* PROBLEM DETAILS *
Verbatim output of all the material below is required.

"""

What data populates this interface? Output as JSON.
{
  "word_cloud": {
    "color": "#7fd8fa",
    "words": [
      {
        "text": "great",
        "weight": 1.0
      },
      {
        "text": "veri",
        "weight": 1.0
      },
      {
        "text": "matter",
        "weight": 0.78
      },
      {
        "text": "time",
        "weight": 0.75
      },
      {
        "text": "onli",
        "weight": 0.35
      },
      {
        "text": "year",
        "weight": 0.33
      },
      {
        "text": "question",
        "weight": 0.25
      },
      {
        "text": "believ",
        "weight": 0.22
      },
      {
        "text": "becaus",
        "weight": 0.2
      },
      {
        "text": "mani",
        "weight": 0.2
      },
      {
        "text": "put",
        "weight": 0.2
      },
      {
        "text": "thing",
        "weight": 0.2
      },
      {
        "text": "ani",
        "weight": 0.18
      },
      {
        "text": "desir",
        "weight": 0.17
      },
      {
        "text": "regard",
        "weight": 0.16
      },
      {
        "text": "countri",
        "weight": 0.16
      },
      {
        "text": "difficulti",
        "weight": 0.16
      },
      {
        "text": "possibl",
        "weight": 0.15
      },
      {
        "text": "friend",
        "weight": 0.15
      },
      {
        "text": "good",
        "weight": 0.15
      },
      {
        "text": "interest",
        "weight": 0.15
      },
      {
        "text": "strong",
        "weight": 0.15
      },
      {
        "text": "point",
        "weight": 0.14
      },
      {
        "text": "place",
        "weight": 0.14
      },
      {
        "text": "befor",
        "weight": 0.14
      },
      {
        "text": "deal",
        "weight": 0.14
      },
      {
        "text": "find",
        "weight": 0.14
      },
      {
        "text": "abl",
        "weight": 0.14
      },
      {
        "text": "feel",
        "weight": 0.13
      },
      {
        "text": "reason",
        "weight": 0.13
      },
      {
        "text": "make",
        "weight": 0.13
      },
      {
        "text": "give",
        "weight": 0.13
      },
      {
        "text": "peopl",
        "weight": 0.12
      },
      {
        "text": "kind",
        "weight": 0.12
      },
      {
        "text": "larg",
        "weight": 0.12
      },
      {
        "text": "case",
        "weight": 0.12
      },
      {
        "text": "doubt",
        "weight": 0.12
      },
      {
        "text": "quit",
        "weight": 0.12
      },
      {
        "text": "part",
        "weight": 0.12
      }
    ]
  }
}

"""

* EXERCISE SOLUTION *
What data populates this interface? Output as JSON.
{
  "word_cloud": {
    "color": "#7fd8fa",
    "words": [
      {
        "text": "great",
        "weight": 1.0
      },
      {
        "text": "veri",
        "weight": 1.0
      },
      {
        "text": "matter",
        "weight": 0.78
      },
      {
        "text": "time",
        "weight": 0.75
      },
      {
        "text": "onli",
        "weight": 0.35
      },
      {
        "text": "year",
        "weight": 0.33
      },
      {
        "text": "question",
        "weight": 0.25
      },
      {
        "text": "believ",
        "weight": 0.22
      },
      {
        "text": "becaus",
        "weight": 0.2
      },
      {
        "text": "mani",
        "weight": 0.2
      },
      {
        "text": "put",
        "weight": 0.2
      },
      {
        "text": "thing",
        "weight": 0.2
      },
      {
        "text": "ani",
        "weight": 0.18
      },
      {
        "text": "desir",
        "weight": 0.17
      },
      {
        "text": "regard",
        "weight": 0.16
      },
      {
        "text": "countri",
        "weight": 0.16
      },
      {
        "text": "difficulti",
        "weight": 0.16
      },
      {
        "text": "possibl",
        "weight": 0.15
      },
      {
        "text": "friend",
        "weight": 0.15
      },
      {
        "text": "good",
        "weight": 0.15
      },
      {
        "text": "interest",
        "weight": 0.15
      },
      {
        "text": "strong",
        "weight": 0.15
      },
      {
        "text": "point",
        "weight": 0.14
      },
      {
        "text": "place",
        "weight": 0.14
      },
      {
        "text": "befor",
        "weight": 0.14
      },
      {
        "text": "deal",
        "weight": 0.14
      },
      {
        "text": "find",
        "weight": 0.14
      },
      {
        "text": "abl",
        "weight": 0.14
      },
      {
        "text": "feel",
        "weight": 0.13
      },
      {
        "text": "reason",
        "weight": 0.13
      },
      {
        "text": "make",
        "weight": 0.13
      },
      {
        "text": "give",
        "weight": 0.13
      },
      {
        "text": "peopl",
        "weight": 0.12
      },
      {
        "text": "kind",
        "weight": 0.12
      },
      {
        "text": "larg",
        "weight": 0.12
      },
      {
        "text": "case",
        "weight": 0.12
      },
      {
        "text": "doubt",
        "weight": 0.12
      },
      {
        "text": "quit",
        "weight": 0.12
      },
      {
        "text": "part",
        "weight": 0.12
      }
    ]
  }
}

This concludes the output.